Material for the task
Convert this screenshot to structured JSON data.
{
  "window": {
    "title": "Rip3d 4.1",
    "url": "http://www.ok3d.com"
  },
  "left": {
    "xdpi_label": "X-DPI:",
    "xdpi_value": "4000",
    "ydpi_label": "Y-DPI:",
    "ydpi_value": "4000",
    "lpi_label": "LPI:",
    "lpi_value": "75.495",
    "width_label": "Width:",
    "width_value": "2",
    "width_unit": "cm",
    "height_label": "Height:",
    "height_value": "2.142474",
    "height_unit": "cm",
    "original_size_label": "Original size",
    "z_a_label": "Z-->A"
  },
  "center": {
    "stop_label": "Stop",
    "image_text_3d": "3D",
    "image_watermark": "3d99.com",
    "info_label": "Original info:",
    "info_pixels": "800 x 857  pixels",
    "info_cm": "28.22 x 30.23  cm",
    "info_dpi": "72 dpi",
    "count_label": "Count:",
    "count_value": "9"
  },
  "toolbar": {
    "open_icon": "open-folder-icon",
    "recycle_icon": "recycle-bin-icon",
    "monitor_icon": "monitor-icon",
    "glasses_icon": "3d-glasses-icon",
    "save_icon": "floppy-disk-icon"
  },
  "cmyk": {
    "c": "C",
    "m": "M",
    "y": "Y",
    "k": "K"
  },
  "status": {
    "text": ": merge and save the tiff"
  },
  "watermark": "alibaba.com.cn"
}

The task
Lines containing the string "Original" should be counted; reply with their number and nothing more.

Task response
2